#### Exercise
Give the number of lines containing "全部资料电子版在公众号" in this listing, with no other words.
━━━━━━━━
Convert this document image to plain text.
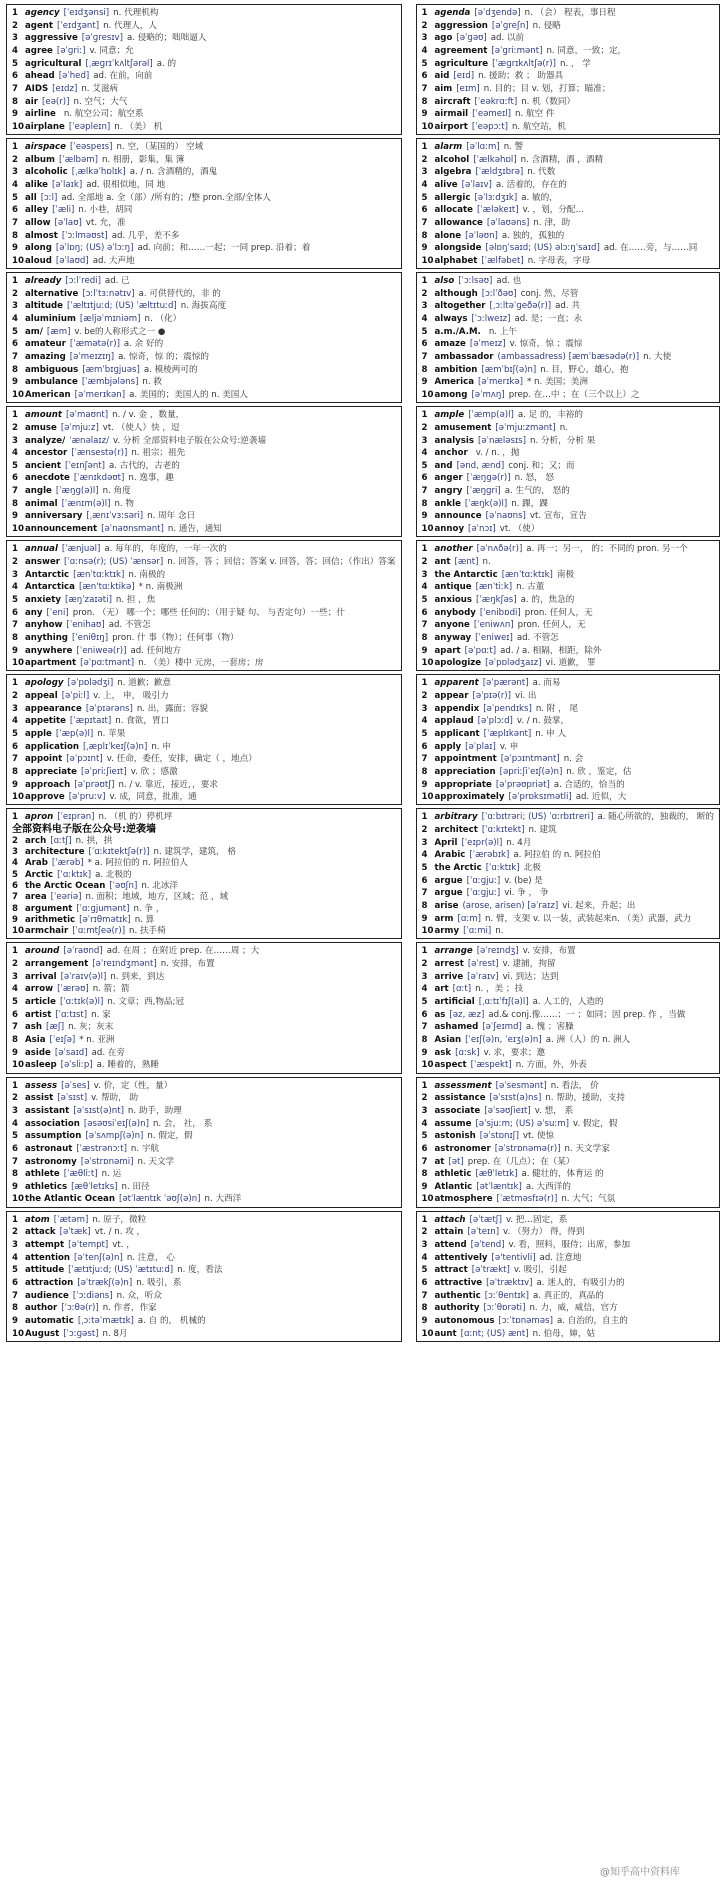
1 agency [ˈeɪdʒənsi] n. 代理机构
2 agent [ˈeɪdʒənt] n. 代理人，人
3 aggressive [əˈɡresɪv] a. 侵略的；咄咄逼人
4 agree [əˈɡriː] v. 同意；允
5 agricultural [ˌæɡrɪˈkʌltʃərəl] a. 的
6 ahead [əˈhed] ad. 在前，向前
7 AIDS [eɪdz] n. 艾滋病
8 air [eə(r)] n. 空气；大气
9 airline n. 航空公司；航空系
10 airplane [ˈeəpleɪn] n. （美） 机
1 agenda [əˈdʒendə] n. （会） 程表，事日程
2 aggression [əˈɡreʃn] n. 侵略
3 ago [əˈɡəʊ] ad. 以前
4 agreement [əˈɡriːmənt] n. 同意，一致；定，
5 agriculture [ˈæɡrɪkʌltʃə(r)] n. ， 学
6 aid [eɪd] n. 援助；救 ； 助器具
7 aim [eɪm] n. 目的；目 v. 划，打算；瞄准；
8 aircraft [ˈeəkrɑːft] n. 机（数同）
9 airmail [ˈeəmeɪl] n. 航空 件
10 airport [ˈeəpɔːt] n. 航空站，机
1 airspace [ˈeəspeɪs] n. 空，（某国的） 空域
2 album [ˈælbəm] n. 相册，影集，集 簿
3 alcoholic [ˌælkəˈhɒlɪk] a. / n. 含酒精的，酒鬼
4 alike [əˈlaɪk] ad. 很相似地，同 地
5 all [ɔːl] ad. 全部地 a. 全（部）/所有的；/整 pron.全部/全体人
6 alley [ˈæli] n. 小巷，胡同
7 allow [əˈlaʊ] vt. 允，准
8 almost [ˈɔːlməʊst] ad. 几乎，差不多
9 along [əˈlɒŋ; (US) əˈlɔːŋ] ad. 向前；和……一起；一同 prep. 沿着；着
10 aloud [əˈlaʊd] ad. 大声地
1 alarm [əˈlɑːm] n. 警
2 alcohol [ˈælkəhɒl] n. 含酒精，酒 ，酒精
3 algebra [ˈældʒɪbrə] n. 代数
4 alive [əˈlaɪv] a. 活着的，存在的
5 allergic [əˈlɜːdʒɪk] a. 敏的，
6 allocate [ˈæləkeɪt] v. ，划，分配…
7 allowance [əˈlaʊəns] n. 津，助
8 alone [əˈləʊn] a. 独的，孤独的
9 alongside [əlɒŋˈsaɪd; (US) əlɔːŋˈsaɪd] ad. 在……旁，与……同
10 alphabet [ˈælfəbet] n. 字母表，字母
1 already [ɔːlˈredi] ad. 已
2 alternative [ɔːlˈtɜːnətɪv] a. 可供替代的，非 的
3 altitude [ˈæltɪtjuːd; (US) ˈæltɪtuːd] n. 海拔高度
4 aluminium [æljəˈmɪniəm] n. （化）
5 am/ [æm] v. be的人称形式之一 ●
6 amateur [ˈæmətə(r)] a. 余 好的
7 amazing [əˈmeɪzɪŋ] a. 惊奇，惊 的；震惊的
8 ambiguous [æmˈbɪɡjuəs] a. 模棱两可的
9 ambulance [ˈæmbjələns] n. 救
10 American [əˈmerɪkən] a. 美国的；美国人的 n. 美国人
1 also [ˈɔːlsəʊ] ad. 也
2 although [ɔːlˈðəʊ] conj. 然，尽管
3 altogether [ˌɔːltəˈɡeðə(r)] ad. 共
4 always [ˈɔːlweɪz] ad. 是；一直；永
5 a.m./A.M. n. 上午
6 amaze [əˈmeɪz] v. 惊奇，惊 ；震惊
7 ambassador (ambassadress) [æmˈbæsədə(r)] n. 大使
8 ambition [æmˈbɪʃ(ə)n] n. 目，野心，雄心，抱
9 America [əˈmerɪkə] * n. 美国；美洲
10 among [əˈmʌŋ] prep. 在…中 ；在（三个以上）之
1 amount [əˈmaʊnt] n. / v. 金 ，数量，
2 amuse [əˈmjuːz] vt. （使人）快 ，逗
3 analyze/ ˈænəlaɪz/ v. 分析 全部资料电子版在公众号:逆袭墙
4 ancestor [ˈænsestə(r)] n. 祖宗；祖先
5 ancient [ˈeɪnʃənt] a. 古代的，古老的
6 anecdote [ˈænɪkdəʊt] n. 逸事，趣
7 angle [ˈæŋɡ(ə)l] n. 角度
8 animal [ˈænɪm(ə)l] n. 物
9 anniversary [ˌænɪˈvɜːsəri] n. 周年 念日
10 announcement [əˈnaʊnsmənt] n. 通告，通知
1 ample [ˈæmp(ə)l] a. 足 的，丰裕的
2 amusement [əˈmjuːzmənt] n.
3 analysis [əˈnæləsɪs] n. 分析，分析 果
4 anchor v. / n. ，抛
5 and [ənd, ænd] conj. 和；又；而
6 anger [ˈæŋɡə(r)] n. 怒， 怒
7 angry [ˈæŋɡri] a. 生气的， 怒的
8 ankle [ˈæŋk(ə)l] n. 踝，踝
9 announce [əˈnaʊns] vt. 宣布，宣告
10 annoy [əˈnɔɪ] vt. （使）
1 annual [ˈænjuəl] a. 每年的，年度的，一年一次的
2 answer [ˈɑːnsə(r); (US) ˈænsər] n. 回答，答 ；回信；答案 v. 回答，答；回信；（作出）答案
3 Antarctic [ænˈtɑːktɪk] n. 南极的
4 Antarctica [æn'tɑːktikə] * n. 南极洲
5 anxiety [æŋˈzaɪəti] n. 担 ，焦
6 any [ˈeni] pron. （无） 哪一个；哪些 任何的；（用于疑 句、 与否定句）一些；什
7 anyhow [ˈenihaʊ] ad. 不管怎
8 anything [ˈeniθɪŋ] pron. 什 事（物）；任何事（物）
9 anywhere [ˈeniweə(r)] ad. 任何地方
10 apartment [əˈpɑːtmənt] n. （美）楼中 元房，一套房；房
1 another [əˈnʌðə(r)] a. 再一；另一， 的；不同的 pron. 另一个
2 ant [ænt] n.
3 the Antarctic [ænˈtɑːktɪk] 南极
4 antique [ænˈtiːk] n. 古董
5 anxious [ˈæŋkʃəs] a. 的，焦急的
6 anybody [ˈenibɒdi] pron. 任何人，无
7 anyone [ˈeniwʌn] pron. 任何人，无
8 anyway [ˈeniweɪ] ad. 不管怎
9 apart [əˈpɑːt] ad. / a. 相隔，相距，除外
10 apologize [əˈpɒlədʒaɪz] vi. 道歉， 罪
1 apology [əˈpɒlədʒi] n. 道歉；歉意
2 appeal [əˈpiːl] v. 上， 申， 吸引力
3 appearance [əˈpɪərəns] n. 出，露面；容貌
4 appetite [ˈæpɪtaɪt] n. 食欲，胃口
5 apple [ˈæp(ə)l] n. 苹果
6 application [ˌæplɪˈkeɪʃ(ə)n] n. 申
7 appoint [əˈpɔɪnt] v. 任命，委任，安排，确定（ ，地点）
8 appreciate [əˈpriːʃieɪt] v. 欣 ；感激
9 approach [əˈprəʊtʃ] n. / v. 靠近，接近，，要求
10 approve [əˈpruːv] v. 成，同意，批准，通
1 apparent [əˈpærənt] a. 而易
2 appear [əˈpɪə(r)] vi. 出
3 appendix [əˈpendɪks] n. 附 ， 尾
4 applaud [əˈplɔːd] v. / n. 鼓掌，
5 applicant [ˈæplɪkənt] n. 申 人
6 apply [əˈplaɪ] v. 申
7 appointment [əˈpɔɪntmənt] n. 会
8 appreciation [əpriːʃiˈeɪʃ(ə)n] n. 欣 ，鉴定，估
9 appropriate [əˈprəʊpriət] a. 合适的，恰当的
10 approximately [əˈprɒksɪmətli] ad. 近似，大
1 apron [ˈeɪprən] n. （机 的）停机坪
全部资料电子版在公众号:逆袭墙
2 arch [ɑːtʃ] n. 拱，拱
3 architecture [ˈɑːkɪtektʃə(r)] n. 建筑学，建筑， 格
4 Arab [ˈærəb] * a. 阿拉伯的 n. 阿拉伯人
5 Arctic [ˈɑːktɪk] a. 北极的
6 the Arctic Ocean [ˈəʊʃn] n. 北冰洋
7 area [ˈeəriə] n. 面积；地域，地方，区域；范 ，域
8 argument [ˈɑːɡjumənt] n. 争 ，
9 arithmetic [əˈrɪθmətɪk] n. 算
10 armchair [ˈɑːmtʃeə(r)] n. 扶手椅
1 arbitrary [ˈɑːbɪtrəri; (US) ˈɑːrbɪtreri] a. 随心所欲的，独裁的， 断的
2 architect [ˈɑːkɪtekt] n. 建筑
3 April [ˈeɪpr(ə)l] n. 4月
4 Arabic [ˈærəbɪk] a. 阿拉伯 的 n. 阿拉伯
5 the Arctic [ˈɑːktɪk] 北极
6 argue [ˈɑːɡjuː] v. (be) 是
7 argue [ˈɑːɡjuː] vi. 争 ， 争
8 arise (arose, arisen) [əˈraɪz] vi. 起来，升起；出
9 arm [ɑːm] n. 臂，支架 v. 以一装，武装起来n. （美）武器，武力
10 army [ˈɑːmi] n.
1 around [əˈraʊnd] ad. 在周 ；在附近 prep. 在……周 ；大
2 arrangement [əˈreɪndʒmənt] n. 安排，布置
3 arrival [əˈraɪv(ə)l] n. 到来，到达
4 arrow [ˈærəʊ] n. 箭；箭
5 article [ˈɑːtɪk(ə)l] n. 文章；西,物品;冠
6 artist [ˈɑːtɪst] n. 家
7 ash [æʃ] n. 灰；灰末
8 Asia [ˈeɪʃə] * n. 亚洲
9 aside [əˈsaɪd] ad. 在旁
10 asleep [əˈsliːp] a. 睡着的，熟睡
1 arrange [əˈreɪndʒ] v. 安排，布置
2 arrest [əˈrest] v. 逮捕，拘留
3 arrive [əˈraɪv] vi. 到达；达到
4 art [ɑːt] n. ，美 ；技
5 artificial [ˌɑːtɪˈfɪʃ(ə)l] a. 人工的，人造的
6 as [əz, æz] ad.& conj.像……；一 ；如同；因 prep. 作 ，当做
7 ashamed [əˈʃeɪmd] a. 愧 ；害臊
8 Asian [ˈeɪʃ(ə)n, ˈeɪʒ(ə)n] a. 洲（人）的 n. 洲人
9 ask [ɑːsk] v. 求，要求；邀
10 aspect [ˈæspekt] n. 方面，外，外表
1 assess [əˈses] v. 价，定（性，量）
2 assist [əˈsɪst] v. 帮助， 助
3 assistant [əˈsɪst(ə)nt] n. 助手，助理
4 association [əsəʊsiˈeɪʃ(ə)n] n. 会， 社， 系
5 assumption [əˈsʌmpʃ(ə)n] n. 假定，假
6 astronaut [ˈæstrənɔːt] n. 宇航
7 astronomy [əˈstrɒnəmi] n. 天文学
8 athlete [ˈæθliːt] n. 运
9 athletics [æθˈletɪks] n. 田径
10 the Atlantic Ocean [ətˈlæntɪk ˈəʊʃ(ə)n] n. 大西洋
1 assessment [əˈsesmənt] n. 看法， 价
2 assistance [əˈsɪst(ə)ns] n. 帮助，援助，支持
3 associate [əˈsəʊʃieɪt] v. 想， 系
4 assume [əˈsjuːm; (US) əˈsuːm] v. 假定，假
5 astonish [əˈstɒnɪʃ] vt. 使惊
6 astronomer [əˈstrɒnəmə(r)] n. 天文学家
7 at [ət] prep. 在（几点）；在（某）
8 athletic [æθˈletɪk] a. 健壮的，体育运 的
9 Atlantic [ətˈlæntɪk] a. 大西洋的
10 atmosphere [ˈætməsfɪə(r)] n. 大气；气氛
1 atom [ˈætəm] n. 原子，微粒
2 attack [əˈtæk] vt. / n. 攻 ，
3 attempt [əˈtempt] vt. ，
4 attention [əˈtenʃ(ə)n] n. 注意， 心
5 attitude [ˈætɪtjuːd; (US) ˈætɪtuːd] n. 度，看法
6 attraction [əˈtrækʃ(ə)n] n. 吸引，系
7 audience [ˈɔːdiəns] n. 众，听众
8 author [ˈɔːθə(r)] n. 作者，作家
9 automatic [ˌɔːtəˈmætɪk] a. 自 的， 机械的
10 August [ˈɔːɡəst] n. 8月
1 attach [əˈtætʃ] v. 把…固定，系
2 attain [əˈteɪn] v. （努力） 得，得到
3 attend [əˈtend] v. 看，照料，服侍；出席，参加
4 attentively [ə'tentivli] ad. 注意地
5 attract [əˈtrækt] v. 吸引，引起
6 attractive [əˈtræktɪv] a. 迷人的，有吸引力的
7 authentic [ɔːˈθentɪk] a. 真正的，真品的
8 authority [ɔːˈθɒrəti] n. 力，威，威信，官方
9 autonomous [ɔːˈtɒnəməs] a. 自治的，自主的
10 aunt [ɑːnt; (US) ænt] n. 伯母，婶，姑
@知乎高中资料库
━━━━━━━━
#### Result of this exercise
2